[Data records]

## Start

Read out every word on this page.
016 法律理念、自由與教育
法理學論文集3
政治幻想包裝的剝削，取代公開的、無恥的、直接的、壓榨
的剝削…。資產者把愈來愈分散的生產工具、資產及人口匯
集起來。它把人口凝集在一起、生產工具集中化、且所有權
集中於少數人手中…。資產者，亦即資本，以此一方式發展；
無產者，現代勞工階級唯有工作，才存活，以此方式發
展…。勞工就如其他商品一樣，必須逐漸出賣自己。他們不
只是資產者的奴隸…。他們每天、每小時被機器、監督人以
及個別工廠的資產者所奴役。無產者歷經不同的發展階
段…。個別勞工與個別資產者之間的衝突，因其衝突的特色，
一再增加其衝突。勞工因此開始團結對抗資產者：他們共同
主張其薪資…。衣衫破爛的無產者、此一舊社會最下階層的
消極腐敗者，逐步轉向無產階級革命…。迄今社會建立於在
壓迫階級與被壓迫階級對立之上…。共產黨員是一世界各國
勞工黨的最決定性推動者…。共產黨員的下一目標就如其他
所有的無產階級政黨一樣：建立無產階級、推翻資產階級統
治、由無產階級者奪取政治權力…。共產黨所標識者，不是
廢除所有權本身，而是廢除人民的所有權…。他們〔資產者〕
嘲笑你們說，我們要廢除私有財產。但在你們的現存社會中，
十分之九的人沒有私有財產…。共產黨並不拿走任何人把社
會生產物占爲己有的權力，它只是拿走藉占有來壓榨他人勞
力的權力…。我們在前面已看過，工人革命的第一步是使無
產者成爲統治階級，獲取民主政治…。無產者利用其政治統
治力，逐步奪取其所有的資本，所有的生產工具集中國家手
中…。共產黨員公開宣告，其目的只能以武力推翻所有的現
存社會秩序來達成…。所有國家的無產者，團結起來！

## End

▶ [What to do]:
Retype the records above exactly.

▶ [Reply to the task]:
Read out every word on this page.
016 法律理念、自由與教育
法理學論文集3
政治幻想包裝的剝削，取代公開的、無恥的、直接的、壓榨
的剝削…。資產者把愈來愈分散的生產工具、資產及人口匯
集起來。它把人口凝集在一起、生產工具集中化、且所有權
集中於少數人手中…。資產者，亦即資本，以此一方式發展；
無產者，現代勞工階級唯有工作，才存活，以此方式發
展…。勞工就如其他商品一樣，必須逐漸出賣自己。他們不
只是資產者的奴隸…。他們每天、每小時被機器、監督人以
及個別工廠的資產者所奴役。無產者歷經不同的發展階
段…。個別勞工與個別資產者之間的衝突，因其衝突的特色，
一再增加其衝突。勞工因此開始團結對抗資產者：他們共同
主張其薪資…。衣衫破爛的無產者、此一舊社會最下階層的
消極腐敗者，逐步轉向無產階級革命…。迄今社會建立於在
壓迫階級與被壓迫階級對立之上…。共產黨員是一世界各國
勞工黨的最決定性推動者…。共產黨員的下一目標就如其他
所有的無產階級政黨一樣：建立無產階級、推翻資產階級統
治、由無產階級者奪取政治權力…。共產黨所標識者，不是
廢除所有權本身，而是廢除人民的所有權…。他們〔資產者〕
嘲笑你們說，我們要廢除私有財產。但在你們的現存社會中，
十分之九的人沒有私有財產…。共產黨並不拿走任何人把社
會生產物占爲己有的權力，它只是拿走藉占有來壓榨他人勞
力的權力…。我們在前面已看過，工人革命的第一步是使無
產者成爲統治階級，獲取民主政治…。無產者利用其政治統
治力，逐步奪取其所有的資本，所有的生產工具集中國家手
中…。共產黨員公開宣告，其目的只能以武力推翻所有的現
存社會秩序來達成…。所有國家的無產者，團結起來！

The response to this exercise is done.